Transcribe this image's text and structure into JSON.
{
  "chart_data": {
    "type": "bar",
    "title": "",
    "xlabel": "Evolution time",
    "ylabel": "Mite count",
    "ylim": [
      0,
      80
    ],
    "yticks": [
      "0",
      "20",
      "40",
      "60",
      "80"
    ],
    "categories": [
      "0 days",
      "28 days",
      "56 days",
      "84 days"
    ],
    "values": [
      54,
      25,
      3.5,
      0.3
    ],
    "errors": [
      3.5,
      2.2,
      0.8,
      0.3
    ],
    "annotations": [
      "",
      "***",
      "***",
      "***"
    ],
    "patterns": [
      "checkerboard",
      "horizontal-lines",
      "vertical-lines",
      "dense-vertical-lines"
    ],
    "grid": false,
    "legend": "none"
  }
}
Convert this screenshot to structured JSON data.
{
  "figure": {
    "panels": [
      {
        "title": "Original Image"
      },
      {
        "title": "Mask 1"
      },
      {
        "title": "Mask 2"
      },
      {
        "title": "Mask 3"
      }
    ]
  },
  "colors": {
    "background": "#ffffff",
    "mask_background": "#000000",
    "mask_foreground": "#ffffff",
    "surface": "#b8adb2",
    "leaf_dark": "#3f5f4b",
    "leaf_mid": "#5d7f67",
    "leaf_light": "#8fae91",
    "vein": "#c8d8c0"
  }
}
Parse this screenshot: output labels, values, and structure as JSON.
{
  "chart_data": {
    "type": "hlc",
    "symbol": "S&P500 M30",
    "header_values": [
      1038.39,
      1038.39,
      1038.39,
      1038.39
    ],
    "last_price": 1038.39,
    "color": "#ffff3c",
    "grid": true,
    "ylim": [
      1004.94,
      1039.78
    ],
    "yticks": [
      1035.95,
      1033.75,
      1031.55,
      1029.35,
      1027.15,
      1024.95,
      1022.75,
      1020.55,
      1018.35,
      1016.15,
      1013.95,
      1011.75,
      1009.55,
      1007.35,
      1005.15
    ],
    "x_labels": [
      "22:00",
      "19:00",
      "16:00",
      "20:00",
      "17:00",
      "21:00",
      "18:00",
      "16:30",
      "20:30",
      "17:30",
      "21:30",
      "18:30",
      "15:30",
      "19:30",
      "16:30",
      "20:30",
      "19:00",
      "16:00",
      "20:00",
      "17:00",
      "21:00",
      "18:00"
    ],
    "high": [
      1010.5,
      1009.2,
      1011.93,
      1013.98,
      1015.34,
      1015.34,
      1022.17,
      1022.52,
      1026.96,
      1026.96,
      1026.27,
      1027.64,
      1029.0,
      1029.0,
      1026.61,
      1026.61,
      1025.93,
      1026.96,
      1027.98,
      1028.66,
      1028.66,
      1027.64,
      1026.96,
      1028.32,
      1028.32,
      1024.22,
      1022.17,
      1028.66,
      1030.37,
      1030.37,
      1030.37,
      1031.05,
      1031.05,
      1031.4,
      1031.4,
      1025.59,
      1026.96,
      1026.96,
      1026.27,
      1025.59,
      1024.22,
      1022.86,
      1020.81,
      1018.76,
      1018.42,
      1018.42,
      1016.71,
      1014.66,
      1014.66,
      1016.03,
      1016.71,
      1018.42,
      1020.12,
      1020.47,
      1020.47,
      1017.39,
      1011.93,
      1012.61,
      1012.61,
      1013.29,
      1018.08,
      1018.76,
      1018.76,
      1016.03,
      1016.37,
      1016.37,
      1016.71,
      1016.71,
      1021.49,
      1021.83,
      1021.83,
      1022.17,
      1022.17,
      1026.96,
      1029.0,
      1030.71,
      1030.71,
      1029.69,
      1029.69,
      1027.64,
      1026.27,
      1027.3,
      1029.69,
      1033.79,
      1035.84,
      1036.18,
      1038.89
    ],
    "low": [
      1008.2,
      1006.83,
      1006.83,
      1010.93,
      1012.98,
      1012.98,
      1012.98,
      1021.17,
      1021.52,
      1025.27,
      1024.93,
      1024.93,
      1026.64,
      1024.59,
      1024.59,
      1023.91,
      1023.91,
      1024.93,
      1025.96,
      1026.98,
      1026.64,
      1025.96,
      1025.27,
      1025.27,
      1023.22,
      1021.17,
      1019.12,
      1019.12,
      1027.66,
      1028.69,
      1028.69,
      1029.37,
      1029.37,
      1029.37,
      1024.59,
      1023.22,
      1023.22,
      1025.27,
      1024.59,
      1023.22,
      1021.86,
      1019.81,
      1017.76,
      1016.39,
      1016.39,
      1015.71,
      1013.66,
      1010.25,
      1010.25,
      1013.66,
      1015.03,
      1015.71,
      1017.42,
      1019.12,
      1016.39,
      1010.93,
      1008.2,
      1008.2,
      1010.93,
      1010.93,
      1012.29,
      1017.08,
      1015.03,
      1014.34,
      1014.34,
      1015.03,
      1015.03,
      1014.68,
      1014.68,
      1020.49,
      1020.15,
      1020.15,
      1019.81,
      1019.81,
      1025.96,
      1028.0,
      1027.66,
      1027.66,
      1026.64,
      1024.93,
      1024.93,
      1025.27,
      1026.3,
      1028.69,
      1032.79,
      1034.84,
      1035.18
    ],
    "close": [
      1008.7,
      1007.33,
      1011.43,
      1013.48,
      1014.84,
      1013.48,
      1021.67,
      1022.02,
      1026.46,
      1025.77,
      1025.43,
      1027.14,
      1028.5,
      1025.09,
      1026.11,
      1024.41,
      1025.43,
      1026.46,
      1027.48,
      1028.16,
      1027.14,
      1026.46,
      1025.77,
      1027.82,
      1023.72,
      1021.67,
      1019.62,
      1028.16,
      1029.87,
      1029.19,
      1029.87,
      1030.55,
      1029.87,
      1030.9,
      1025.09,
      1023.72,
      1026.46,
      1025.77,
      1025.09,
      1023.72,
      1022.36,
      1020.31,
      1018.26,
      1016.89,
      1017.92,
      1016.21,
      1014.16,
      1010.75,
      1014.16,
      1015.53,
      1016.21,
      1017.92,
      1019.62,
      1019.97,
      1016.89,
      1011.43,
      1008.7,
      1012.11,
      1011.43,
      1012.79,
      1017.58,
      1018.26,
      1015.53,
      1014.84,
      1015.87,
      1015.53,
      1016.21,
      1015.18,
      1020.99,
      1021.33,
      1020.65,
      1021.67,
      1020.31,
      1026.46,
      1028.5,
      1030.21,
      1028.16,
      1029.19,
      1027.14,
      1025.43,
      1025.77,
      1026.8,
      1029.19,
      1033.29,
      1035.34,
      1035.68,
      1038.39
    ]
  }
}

• **What is needed**
Report the number of lines in the entries above that include the word "JSON" and add nothing to it.

• **Response to the exercise**
3